### INSTRUCTIONS TO FOLLOW
Each line should be copied exactly.

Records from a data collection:
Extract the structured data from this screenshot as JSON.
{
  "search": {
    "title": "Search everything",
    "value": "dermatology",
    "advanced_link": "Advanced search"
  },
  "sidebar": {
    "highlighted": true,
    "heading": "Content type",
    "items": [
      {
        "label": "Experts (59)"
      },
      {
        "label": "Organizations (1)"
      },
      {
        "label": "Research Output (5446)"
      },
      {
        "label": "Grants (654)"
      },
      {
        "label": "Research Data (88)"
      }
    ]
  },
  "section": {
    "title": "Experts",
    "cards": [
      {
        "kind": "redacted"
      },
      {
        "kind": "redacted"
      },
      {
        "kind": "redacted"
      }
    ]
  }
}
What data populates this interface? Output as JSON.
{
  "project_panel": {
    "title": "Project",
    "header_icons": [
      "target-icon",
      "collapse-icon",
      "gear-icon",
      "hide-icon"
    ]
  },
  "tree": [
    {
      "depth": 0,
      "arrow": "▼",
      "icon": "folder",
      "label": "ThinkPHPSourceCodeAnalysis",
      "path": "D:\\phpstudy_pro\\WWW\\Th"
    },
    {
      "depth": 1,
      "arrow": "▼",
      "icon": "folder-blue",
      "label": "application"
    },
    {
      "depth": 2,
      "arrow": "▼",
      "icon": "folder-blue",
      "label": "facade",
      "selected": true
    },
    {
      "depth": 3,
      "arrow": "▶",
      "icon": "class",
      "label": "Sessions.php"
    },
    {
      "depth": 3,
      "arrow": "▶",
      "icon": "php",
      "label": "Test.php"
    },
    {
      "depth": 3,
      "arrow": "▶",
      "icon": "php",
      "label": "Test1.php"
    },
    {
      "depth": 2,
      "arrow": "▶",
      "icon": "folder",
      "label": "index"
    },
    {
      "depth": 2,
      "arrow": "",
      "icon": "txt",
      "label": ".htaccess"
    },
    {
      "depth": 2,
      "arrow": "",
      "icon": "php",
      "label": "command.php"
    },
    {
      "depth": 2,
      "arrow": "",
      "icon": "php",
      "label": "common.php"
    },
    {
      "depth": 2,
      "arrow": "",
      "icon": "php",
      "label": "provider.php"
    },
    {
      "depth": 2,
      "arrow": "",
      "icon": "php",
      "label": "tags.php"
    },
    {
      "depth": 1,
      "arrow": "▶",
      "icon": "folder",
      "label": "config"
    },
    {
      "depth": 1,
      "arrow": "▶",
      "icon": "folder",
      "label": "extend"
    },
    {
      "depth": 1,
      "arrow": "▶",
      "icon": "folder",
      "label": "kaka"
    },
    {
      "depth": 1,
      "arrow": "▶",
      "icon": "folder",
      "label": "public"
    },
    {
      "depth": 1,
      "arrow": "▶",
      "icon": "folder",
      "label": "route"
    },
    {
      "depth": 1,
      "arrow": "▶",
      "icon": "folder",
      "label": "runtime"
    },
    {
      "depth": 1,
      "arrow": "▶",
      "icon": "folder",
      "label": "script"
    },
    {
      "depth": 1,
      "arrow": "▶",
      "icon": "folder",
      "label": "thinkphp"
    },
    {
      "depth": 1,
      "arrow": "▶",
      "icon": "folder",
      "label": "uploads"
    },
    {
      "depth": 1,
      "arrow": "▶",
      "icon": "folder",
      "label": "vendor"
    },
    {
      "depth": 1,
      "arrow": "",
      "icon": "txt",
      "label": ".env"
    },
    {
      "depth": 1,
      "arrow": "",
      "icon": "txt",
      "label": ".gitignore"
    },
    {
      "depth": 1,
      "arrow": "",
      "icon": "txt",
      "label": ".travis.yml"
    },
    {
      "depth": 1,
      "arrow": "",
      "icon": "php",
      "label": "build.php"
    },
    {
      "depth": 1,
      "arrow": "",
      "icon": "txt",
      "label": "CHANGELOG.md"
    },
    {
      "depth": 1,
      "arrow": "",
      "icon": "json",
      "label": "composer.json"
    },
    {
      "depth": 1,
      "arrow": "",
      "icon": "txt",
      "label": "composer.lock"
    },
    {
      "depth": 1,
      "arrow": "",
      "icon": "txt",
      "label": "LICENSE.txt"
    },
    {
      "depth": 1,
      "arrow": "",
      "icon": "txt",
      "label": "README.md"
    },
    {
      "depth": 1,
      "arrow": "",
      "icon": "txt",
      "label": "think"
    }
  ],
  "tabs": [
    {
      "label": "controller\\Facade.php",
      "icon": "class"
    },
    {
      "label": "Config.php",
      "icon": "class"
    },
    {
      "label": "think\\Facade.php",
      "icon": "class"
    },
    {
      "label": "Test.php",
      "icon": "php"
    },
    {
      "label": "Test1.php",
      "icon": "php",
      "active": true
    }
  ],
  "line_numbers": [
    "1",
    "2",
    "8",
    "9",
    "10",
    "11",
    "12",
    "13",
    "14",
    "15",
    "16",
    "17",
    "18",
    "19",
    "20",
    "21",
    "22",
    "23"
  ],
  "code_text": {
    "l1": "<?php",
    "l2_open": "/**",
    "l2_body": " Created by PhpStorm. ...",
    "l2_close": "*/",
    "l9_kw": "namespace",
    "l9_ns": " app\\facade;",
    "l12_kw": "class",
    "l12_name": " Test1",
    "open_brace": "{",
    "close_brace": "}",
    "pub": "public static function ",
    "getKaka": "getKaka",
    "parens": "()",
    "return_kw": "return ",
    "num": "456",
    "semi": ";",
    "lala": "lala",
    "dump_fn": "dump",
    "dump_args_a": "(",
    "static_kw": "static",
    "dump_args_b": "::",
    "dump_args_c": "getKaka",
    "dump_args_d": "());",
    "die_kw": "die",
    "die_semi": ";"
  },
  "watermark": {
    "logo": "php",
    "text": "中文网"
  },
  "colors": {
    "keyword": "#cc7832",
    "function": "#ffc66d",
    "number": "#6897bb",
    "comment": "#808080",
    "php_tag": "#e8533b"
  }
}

### TASK RESPONSE
Extract the structured data from this screenshot as JSON.
{
  "search": {
    "title": "Search everything",
    "value": "dermatology",
    "advanced_link": "Advanced search"
  },
  "sidebar": {
    "highlighted": true,
    "heading": "Content type",
    "items": [
      {
        "label": "Experts (59)"
      },
      {
        "label": "Organizations (1)"
      },
      {
        "label": "Research Output (5446)"
      },
      {
        "label": "Grants (654)"
      },
      {
        "label": "Research Data (88)"
      }
    ]
  },
  "section": {
    "title": "Experts",
    "cards": [
      {
        "kind": "redacted"
      },
      {
        "kind": "redacted"
      },
      {
        "kind": "redacted"
      }
    ]
  }
}
What data populates this interface? Output as JSON.
{
  "project_panel": {
    "title": "Project",
    "header_icons": [
      "target-icon",
      "collapse-icon",
      "gear-icon",
      "hide-icon"
    ]
  },
  "tree": [
    {
      "depth": 0,
      "arrow": "▼",
      "icon": "folder",
      "label": "ThinkPHPSourceCodeAnalysis",
      "path": "D:\\phpstudy_pro\\WWW\\Th"
    },
    {
      "depth": 1,
      "arrow": "▼",
      "icon": "folder-blue",
      "label": "application"
    },
    {
      "depth": 2,
      "arrow": "▼",
      "icon": "folder-blue",
      "label": "facade",
      "selected": true
    },
    {
      "depth": 3,
      "arrow": "▶",
      "icon": "class",
      "label": "Sessions.php"
    },
    {
      "depth": 3,
      "arrow": "▶",
      "icon": "php",
      "label": "Test.php"
    },
    {
      "depth": 3,
      "arrow": "▶",
      "icon": "php",
      "label": "Test1.php"
    },
    {
      "depth": 2,
      "arrow": "▶",
      "icon": "folder",
      "label": "index"
    },
    {
      "depth": 2,
      "arrow": "",
      "icon": "txt",
      "label": ".htaccess"
    },
    {
      "depth": 2,
      "arrow": "",
      "icon": "php",
      "label": "command.php"
    },
    {
      "depth": 2,
      "arrow": "",
      "icon": "php",
      "label": "common.php"
    },
    {
      "depth": 2,
      "arrow": "",
      "icon": "php",
      "label": "provider.php"
    },
    {
      "depth": 2,
      "arrow": "",
      "icon": "php",
      "label": "tags.php"
    },
    {
      "depth": 1,
      "arrow": "▶",
      "icon": "folder",
      "label": "config"
    },
    {
      "depth": 1,
      "arrow": "▶",
      "icon": "folder",
      "label": "extend"
    },
    {
      "depth": 1,
      "arrow": "▶",
      "icon": "folder",
      "label": "kaka"
    },
    {
      "depth": 1,
      "arrow": "▶",
      "icon": "folder",
      "label": "public"
    },
    {
      "depth": 1,
      "arrow": "▶",
      "icon": "folder",
      "label": "route"
    },
    {
      "depth": 1,
      "arrow": "▶",
      "icon": "folder",
      "label": "runtime"
    },
    {
      "depth": 1,
      "arrow": "▶",
      "icon": "folder",
      "label": "script"
    },
    {
      "depth": 1,
      "arrow": "▶",
      "icon": "folder",
      "label": "thinkphp"
    },
    {
      "depth": 1,
      "arrow": "▶",
      "icon": "folder",
      "label": "uploads"
    },
    {
      "depth": 1,
      "arrow": "▶",
      "icon": "folder",
      "label": "vendor"
    },
    {
      "depth": 1,
      "arrow": "",
      "icon": "txt",
      "label": ".env"
    },
    {
      "depth": 1,
      "arrow": "",
      "icon": "txt",
      "label": ".gitignore"
    },
    {
      "depth": 1,
      "arrow": "",
      "icon": "txt",
      "label": ".travis.yml"
    },
    {
      "depth": 1,
      "arrow": "",
      "icon": "php",
      "label": "build.php"
    },
    {
      "depth": 1,
      "arrow": "",
      "icon": "txt",
      "label": "CHANGELOG.md"
    },
    {
      "depth": 1,
      "arrow": "",
      "icon": "json",
      "label": "composer.json"
    },
    {
      "depth": 1,
      "arrow": "",
      "icon": "txt",
      "label": "composer.lock"
    },
    {
      "depth": 1,
      "arrow": "",
      "icon": "txt",
      "label": "LICENSE.txt"
    },
    {
      "depth": 1,
      "arrow": "",
      "icon": "txt",
      "label": "README.md"
    },
    {
      "depth": 1,
      "arrow": "",
      "icon": "txt",
      "label": "think"
    }
  ],
  "tabs": [
    {
      "label": "controller\\Facade.php",
      "icon": "class"
    },
    {
      "label": "Config.php",
      "icon": "class"
    },
    {
      "label": "think\\Facade.php",
      "icon": "class"
    },
    {
      "label": "Test.php",
      "icon": "php"
    },
    {
      "label": "Test1.php",
      "icon": "php",
      "active": true
    }
  ],
  "line_numbers": [
    "1",
    "2",
    "8",
    "9",
    "10",
    "11",
    "12",
    "13",
    "14",
    "15",
    "16",
    "17",
    "18",
    "19",
    "20",
    "21",
    "22",
    "23"
  ],
  "code_text": {
    "l1": "<?php",
    "l2_open": "/**",
    "l2_body": " Created by PhpStorm. ...",
    "l2_close": "*/",
    "l9_kw": "namespace",
    "l9_ns": " app\\facade;",
    "l12_kw": "class",
    "l12_name": " Test1",
    "open_brace": "{",
    "close_brace": "}",
    "pub": "public static function ",
    "getKaka": "getKaka",
    "parens": "()",
    "return_kw": "return ",
    "num": "456",
    "semi": ";",
    "lala": "lala",
    "dump_fn": "dump",
    "dump_args_a": "(",
    "static_kw": "static",
    "dump_args_b": "::",
    "dump_args_c": "getKaka",
    "dump_args_d": "());",
    "die_kw": "die",
    "die_semi": ";"
  },
  "watermark": {
    "logo": "php",
    "text": "中文网"
  },
  "colors": {
    "keyword": "#cc7832",
    "function": "#ffc66d",
    "number": "#6897bb",
    "comment": "#808080",
    "php_tag": "#e8533b"
  }
}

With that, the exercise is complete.